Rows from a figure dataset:

↓

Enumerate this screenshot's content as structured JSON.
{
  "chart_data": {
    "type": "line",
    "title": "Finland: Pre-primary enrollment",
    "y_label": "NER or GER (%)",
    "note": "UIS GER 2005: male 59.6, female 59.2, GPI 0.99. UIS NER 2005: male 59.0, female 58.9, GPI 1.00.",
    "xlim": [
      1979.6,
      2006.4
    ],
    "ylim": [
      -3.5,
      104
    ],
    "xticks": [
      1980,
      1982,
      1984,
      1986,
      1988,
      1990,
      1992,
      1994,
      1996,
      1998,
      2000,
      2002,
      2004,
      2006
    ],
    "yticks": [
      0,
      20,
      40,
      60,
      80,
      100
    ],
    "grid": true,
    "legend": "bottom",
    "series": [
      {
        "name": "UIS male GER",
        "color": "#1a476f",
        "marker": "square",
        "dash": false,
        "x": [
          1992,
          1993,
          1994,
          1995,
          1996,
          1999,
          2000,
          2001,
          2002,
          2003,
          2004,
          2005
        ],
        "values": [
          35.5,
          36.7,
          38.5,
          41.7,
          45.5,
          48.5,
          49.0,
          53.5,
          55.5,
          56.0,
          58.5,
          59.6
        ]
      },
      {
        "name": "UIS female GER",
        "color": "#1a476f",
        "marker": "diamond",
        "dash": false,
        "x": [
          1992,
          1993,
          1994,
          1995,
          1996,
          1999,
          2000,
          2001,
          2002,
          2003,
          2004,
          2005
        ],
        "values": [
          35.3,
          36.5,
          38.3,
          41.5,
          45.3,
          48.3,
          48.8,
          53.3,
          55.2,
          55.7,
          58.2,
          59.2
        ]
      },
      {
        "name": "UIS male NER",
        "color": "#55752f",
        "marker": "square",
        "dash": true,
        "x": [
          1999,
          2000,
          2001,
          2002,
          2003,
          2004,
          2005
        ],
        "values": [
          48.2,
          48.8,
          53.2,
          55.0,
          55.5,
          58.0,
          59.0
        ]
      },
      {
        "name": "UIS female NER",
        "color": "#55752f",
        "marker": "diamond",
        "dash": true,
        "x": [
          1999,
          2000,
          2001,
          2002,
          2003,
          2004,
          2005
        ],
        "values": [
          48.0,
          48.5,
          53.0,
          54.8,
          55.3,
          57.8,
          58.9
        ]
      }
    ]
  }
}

↑
↓

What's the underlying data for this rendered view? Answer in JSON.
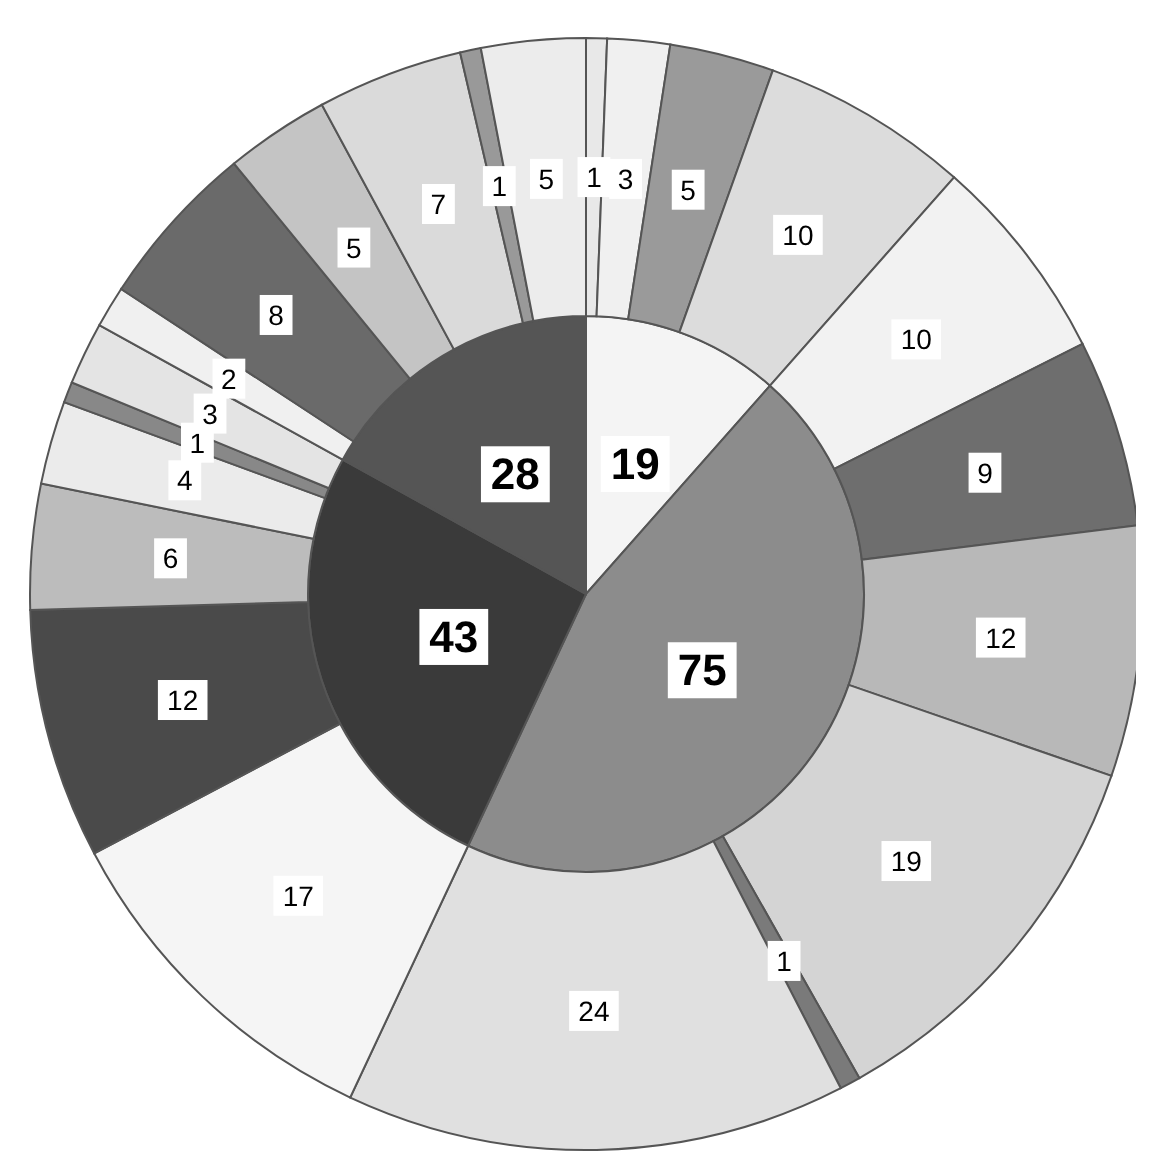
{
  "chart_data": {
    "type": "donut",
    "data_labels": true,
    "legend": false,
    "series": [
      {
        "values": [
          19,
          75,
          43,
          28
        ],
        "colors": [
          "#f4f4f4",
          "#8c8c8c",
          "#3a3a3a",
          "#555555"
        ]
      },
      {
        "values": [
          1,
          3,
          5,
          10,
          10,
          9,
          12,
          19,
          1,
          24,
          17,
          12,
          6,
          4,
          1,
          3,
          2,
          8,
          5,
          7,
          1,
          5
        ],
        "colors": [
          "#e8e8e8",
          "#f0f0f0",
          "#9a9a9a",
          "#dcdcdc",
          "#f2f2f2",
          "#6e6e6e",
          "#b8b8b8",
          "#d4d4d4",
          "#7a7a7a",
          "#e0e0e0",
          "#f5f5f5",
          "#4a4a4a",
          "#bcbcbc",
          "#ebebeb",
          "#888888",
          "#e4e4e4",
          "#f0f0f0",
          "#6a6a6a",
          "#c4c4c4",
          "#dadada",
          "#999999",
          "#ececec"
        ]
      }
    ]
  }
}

↑
↓

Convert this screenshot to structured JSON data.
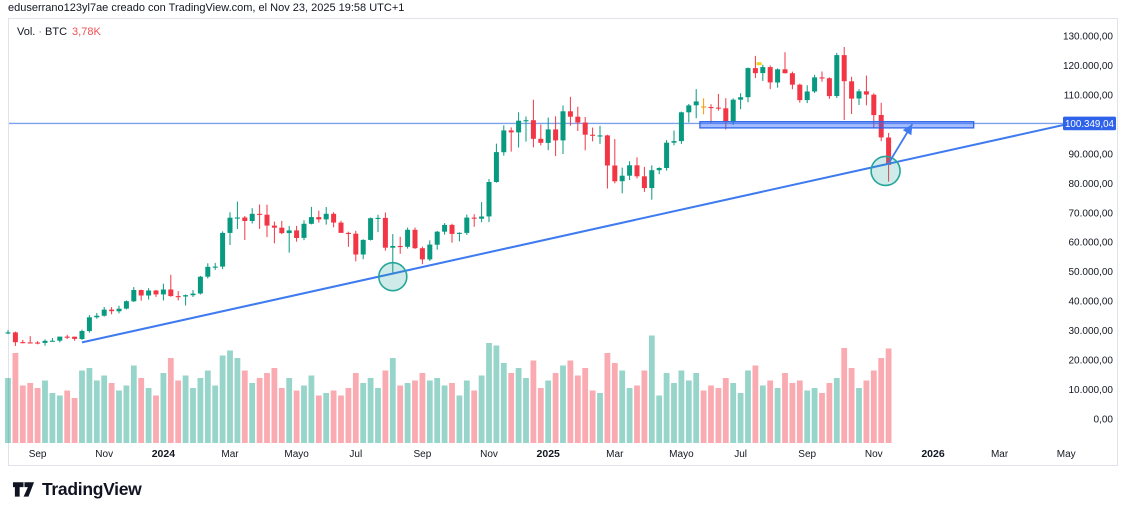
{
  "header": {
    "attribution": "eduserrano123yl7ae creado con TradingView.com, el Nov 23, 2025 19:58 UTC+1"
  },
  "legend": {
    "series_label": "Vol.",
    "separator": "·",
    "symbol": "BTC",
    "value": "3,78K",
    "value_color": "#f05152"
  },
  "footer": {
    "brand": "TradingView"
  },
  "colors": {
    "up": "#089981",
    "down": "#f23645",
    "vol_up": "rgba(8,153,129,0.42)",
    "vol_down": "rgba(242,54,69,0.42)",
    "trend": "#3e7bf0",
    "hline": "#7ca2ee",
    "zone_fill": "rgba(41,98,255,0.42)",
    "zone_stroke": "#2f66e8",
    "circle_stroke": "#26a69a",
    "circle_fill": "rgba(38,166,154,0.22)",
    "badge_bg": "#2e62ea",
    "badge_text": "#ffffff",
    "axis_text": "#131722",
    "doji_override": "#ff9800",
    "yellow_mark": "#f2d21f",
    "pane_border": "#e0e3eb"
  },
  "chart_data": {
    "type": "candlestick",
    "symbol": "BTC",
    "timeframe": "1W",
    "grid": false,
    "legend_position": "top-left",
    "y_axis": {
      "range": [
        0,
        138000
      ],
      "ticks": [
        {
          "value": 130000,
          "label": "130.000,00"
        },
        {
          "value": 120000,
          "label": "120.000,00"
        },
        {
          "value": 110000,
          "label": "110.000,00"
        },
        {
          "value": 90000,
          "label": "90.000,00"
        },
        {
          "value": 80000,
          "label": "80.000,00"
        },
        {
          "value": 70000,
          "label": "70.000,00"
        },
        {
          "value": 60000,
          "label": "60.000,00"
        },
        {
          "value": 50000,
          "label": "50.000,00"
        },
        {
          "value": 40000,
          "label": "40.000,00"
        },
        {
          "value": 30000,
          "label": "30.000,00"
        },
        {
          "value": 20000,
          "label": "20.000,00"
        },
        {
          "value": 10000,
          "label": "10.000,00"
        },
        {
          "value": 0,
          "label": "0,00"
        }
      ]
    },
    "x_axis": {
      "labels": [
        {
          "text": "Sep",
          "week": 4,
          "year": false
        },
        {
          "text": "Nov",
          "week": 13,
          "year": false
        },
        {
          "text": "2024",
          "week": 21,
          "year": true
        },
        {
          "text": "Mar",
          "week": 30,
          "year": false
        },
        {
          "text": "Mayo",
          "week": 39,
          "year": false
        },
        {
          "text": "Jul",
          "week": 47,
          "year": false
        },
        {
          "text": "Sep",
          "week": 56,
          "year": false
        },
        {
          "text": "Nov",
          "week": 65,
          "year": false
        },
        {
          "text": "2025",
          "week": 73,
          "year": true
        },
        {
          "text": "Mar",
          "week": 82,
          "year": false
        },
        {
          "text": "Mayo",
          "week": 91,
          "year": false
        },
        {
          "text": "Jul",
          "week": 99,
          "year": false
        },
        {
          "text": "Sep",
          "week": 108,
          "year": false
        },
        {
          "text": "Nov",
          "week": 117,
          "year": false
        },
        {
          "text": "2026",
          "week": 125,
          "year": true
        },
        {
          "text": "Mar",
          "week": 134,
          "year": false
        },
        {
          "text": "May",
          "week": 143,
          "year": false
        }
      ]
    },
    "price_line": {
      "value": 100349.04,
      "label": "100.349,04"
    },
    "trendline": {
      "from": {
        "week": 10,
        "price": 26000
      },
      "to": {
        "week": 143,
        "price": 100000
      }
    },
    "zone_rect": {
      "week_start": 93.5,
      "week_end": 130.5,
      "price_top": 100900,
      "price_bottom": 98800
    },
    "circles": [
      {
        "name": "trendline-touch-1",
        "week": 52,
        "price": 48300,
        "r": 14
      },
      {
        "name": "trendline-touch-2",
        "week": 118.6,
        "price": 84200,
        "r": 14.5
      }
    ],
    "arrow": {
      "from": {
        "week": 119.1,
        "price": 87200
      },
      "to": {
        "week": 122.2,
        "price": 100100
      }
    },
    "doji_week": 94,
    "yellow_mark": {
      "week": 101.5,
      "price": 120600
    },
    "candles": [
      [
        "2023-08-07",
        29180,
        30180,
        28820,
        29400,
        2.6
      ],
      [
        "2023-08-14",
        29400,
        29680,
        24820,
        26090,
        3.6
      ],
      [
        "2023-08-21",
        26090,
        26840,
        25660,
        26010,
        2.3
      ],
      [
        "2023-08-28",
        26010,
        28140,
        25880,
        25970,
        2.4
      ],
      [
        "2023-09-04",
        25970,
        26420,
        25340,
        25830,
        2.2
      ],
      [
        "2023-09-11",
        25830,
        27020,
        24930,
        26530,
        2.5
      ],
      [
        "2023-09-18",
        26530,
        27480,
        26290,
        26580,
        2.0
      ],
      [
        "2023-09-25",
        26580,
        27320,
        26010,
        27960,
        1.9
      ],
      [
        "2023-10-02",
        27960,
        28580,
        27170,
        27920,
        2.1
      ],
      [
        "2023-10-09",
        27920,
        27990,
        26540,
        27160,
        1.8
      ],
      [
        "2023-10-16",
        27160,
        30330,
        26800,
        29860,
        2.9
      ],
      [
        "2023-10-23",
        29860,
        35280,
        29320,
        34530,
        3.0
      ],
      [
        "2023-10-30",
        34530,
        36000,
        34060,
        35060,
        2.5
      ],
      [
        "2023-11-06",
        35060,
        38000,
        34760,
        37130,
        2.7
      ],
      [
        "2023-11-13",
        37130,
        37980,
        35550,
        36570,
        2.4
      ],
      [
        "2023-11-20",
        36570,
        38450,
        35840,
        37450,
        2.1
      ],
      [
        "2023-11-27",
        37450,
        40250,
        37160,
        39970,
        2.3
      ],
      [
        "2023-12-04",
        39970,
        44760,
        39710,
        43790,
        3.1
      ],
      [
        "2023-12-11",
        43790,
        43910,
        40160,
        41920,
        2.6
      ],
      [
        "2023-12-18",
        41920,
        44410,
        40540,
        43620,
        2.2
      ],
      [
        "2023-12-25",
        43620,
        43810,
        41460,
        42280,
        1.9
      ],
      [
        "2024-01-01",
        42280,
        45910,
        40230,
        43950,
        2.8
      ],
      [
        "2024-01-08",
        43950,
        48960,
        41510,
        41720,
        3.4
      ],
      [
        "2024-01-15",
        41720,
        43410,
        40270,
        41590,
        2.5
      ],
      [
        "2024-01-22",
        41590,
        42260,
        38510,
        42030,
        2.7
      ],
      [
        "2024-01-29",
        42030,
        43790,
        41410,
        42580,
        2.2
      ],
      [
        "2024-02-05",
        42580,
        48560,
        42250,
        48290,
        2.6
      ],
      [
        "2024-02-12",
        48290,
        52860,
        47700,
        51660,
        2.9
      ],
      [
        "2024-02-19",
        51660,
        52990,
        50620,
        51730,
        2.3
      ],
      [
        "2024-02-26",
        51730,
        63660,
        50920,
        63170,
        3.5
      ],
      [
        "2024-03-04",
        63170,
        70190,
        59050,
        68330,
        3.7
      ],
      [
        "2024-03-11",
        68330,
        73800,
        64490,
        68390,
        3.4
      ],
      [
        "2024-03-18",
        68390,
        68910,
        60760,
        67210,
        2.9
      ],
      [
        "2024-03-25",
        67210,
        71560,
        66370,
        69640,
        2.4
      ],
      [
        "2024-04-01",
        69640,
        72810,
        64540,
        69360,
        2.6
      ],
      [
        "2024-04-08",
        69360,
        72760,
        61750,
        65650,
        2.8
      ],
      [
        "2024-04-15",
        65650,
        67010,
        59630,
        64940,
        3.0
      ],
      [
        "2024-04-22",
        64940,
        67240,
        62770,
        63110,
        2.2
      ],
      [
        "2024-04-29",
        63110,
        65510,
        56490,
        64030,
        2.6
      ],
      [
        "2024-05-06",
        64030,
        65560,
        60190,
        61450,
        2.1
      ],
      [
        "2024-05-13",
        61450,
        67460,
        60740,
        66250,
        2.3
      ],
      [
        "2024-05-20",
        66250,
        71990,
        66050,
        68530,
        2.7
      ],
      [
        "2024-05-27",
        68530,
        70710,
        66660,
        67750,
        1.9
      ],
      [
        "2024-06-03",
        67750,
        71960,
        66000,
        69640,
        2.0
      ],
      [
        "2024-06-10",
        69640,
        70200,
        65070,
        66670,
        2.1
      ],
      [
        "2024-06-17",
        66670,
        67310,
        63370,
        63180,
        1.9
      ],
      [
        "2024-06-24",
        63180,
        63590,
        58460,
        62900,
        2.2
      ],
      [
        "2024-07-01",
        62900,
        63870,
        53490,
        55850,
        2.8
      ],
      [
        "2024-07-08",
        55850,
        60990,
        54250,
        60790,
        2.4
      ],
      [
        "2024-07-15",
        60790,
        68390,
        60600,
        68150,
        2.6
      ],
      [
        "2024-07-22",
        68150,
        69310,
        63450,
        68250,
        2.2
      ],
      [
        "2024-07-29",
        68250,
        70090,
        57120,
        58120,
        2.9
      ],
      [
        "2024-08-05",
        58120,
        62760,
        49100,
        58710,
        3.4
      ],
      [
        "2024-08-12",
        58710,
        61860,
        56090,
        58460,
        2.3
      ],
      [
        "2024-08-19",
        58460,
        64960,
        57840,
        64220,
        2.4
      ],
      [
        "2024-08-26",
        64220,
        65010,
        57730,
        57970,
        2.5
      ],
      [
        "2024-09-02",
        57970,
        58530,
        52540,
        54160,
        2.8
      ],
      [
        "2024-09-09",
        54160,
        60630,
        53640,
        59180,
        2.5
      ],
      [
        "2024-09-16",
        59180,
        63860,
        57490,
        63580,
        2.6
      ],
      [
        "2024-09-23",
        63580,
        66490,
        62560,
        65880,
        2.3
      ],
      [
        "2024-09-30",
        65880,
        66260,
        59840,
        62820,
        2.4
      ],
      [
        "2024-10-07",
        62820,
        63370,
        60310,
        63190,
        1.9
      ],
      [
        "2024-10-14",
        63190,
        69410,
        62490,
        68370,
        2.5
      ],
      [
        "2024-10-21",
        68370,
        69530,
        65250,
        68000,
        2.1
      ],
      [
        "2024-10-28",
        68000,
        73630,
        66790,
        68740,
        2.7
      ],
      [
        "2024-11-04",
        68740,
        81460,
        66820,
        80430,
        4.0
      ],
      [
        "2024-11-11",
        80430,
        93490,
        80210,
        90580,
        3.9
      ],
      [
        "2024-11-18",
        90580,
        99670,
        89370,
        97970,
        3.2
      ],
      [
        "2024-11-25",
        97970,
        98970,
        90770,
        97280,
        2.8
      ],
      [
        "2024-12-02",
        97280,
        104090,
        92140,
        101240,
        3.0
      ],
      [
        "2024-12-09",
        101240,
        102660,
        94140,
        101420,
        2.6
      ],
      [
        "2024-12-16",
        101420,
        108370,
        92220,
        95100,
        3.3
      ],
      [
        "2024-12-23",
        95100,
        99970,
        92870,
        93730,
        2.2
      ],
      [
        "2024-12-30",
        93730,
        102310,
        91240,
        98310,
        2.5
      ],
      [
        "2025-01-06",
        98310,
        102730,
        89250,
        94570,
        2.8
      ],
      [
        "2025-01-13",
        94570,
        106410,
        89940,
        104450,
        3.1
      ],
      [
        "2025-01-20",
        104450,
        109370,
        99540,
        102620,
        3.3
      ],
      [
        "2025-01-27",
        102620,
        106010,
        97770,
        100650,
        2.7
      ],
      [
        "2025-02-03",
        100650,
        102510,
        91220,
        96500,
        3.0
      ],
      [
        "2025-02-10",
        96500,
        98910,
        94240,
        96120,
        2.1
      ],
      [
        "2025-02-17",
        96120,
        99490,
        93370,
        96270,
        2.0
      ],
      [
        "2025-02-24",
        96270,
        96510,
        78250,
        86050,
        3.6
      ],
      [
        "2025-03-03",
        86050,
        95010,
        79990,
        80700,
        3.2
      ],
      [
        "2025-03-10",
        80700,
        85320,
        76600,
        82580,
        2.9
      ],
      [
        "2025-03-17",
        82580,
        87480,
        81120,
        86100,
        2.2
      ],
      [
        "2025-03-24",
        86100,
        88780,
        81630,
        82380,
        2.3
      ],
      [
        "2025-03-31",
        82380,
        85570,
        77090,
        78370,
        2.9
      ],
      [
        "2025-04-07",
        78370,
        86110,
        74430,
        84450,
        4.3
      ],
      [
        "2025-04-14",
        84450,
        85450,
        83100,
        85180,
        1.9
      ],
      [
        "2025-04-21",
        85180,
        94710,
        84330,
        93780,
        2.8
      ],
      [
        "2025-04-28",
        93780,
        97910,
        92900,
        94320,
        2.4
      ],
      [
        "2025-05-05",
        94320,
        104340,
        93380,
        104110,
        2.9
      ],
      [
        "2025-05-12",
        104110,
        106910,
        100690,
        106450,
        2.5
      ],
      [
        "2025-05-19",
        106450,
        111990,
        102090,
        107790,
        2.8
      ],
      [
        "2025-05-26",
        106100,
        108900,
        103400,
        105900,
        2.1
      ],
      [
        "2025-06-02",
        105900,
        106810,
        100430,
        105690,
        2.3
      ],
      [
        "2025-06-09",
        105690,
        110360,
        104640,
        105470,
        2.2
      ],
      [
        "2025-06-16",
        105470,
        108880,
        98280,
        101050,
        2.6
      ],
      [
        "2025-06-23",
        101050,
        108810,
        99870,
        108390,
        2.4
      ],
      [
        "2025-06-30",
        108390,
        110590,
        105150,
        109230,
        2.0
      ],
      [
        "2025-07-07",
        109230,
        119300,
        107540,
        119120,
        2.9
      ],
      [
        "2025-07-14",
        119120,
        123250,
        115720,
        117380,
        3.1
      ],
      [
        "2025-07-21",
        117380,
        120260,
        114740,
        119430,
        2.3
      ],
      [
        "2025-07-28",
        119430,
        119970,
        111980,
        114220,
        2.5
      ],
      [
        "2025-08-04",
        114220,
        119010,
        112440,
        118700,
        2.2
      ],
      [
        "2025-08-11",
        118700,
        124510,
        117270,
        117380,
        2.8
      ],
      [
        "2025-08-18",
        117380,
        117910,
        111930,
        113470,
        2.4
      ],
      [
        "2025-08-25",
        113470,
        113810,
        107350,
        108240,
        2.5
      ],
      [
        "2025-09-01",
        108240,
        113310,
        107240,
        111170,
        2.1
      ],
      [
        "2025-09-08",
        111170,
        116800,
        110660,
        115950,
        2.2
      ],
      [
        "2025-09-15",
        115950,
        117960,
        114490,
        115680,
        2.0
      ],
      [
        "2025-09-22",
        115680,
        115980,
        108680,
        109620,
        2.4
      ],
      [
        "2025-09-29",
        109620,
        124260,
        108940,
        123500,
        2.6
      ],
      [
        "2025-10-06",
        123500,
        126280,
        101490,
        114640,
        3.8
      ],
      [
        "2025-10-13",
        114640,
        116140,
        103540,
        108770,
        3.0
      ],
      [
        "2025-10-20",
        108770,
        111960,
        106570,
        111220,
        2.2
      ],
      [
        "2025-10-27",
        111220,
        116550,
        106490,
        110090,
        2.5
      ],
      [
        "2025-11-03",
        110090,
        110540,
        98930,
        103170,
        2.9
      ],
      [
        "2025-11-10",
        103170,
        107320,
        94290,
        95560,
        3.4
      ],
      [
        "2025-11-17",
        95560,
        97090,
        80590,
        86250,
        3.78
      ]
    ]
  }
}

↑

To do: Collect each line containing the string "female".

Solution to the exercise:
    "note": "UIS GER 2005: male 59.6, female 59.2, GPI 0.99. UIS NER 2005: male 59.0, female 58.9, GPI 1.00.",
        "name": "UIS female GER",
        "name": "UIS female NER",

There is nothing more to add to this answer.